* _INSTRUCTIONS FOR THE TASK_
Extract all lines that hold "поверхности" from the records below.

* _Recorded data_

[Start]

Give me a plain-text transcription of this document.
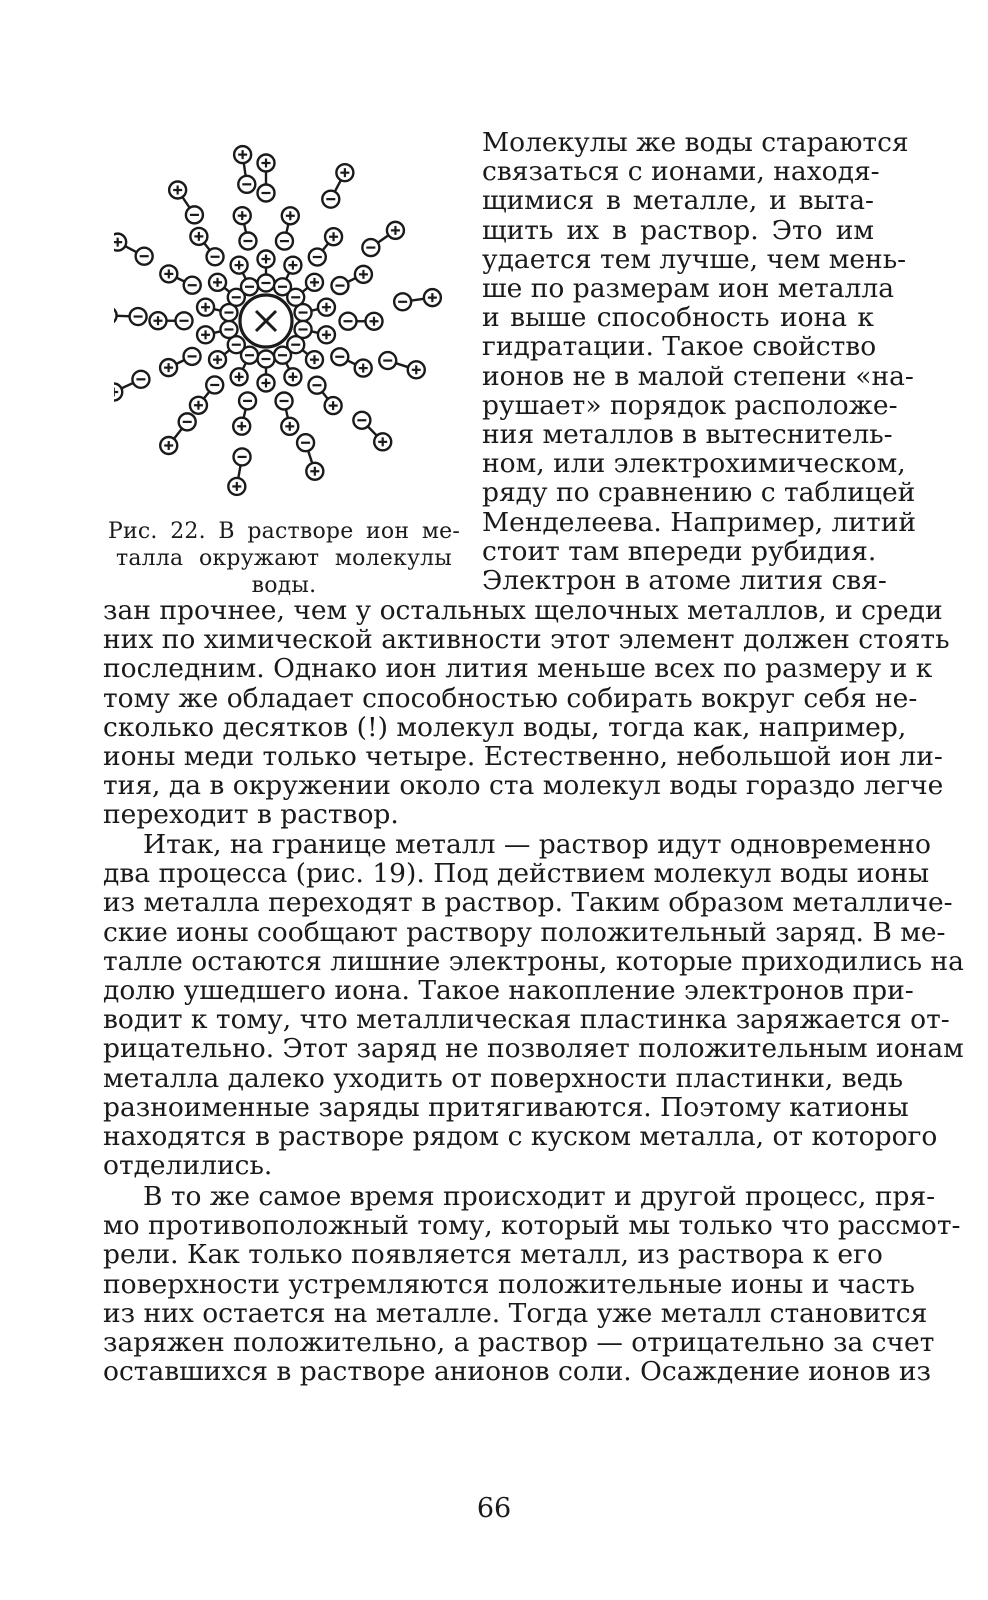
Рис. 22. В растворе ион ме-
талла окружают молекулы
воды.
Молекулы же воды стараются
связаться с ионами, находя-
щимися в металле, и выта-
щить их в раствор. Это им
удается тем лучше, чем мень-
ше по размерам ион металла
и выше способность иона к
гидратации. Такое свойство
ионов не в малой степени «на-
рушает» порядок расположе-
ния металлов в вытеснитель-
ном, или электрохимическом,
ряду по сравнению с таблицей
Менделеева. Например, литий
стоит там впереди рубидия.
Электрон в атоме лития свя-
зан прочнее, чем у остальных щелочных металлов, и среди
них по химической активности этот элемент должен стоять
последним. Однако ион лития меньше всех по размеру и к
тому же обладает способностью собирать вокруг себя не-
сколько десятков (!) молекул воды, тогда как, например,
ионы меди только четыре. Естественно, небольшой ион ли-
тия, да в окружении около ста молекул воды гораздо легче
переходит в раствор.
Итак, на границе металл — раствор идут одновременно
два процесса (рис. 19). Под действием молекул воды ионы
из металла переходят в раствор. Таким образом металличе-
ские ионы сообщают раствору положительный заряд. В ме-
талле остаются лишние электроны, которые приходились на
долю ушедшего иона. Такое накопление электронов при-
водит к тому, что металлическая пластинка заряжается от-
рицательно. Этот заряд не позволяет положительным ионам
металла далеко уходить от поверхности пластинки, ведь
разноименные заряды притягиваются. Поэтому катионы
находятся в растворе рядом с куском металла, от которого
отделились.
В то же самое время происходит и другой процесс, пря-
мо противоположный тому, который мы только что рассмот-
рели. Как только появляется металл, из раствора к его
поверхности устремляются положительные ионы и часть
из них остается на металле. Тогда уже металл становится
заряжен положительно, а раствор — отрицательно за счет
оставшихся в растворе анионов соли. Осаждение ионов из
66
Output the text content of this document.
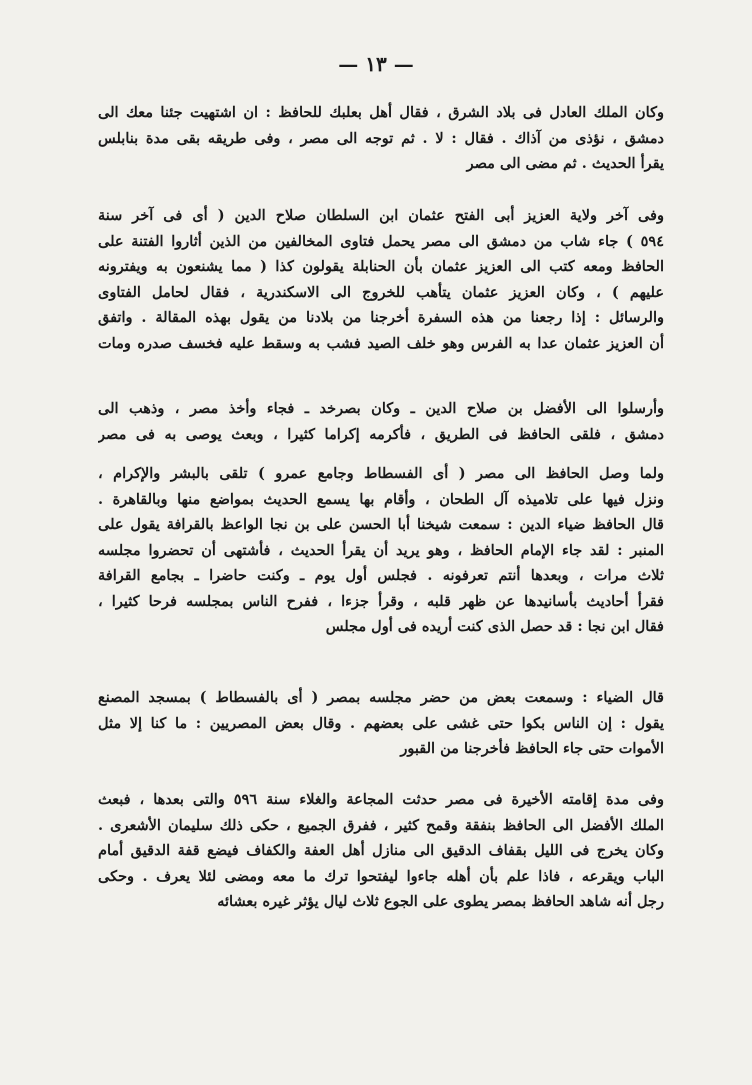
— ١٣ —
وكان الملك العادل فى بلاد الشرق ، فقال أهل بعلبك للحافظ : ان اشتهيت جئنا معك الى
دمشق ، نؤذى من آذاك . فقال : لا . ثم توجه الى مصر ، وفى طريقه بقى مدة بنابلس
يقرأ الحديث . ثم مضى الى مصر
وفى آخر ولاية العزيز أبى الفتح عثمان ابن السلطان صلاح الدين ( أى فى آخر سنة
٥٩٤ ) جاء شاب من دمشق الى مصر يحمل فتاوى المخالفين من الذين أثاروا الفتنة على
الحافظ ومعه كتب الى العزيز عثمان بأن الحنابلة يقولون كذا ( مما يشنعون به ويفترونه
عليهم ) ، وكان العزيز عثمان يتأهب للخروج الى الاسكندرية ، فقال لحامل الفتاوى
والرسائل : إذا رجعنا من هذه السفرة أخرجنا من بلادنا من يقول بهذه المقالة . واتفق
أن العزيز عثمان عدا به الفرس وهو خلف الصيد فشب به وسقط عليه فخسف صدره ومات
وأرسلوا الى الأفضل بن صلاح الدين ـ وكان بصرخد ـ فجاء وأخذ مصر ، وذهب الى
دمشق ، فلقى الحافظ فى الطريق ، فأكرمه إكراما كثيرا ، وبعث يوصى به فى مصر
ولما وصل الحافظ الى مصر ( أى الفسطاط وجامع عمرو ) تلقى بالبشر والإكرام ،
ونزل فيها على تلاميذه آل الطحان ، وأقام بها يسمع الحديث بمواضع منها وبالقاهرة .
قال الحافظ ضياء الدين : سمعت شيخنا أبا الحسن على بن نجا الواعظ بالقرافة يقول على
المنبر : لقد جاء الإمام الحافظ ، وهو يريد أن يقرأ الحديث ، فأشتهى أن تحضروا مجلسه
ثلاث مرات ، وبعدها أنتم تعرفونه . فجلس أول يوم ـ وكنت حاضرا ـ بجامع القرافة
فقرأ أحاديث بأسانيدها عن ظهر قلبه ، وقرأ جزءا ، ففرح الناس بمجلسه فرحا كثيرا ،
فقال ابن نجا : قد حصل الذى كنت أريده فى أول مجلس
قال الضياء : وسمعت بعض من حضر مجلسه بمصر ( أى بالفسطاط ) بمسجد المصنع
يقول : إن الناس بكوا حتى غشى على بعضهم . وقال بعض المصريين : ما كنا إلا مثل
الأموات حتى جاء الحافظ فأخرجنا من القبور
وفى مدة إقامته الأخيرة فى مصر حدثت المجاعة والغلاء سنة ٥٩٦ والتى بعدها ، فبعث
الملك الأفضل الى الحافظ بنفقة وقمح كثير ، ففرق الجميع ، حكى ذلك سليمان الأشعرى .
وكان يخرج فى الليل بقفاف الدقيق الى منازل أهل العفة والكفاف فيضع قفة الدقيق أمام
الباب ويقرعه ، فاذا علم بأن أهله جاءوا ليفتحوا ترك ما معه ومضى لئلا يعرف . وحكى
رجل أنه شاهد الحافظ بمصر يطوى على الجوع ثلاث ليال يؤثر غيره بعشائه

[End]

* _EXPECTED ANSWER_
металла далеко уходить от поверхности пластинки, ведь
поверхности устремляются положительные ионы и часть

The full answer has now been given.